**EXERCISE OBJECTIVE:** Restate the whole listing exactly.

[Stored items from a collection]
########
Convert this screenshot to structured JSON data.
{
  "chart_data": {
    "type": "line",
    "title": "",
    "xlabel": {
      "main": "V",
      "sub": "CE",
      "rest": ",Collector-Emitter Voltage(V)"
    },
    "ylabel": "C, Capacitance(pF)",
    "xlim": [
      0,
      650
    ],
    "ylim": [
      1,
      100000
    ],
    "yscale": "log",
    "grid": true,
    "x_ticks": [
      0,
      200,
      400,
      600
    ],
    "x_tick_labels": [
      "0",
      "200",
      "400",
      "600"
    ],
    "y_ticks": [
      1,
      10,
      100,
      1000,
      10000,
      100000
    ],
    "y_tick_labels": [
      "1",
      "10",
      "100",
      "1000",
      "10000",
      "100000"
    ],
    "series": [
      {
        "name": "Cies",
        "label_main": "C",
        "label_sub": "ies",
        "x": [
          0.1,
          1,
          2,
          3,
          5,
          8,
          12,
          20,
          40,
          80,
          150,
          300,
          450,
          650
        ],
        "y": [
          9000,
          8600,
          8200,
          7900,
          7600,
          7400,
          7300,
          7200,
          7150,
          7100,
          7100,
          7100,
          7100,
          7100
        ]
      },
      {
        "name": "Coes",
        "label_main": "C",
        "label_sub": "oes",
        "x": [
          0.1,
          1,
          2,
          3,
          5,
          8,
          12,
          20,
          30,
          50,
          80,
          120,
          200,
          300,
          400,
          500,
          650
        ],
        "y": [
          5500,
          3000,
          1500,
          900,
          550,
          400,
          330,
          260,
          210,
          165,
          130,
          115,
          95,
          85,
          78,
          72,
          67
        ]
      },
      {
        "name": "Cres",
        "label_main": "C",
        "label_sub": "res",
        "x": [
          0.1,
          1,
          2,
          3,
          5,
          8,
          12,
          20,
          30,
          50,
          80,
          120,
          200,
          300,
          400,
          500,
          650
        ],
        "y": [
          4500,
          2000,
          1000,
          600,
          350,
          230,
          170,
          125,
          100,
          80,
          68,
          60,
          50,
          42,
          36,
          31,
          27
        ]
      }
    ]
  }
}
########
**RESULT OF THIS EXERCISE:**
Convert this screenshot to structured JSON data.
{
  "chart_data": {
    "type": "line",
    "title": "",
    "xlabel": {
      "main": "V",
      "sub": "CE",
      "rest": ",Collector-Emitter Voltage(V)"
    },
    "ylabel": "C, Capacitance(pF)",
    "xlim": [
      0,
      650
    ],
    "ylim": [
      1,
      100000
    ],
    "yscale": "log",
    "grid": true,
    "x_ticks": [
      0,
      200,
      400,
      600
    ],
    "x_tick_labels": [
      "0",
      "200",
      "400",
      "600"
    ],
    "y_ticks": [
      1,
      10,
      100,
      1000,
      10000,
      100000
    ],
    "y_tick_labels": [
      "1",
      "10",
      "100",
      "1000",
      "10000",
      "100000"
    ],
    "series": [
      {
        "name": "Cies",
        "label_main": "C",
        "label_sub": "ies",
        "x": [
          0.1,
          1,
          2,
          3,
          5,
          8,
          12,
          20,
          40,
          80,
          150,
          300,
          450,
          650
        ],
        "y": [
          9000,
          8600,
          8200,
          7900,
          7600,
          7400,
          7300,
          7200,
          7150,
          7100,
          7100,
          7100,
          7100,
          7100
        ]
      },
      {
        "name": "Coes",
        "label_main": "C",
        "label_sub": "oes",
        "x": [
          0.1,
          1,
          2,
          3,
          5,
          8,
          12,
          20,
          30,
          50,
          80,
          120,
          200,
          300,
          400,
          500,
          650
        ],
        "y": [
          5500,
          3000,
          1500,
          900,
          550,
          400,
          330,
          260,
          210,
          165,
          130,
          115,
          95,
          85,
          78,
          72,
          67
        ]
      },
      {
        "name": "Cres",
        "label_main": "C",
        "label_sub": "res",
        "x": [
          0.1,
          1,
          2,
          3,
          5,
          8,
          12,
          20,
          30,
          50,
          80,
          120,
          200,
          300,
          400,
          500,
          650
        ],
        "y": [
          4500,
          2000,
          1000,
          600,
          350,
          230,
          170,
          125,
          100,
          80,
          68,
          60,
          50,
          42,
          36,
          31,
          27
        ]
      }
    ]
  }
}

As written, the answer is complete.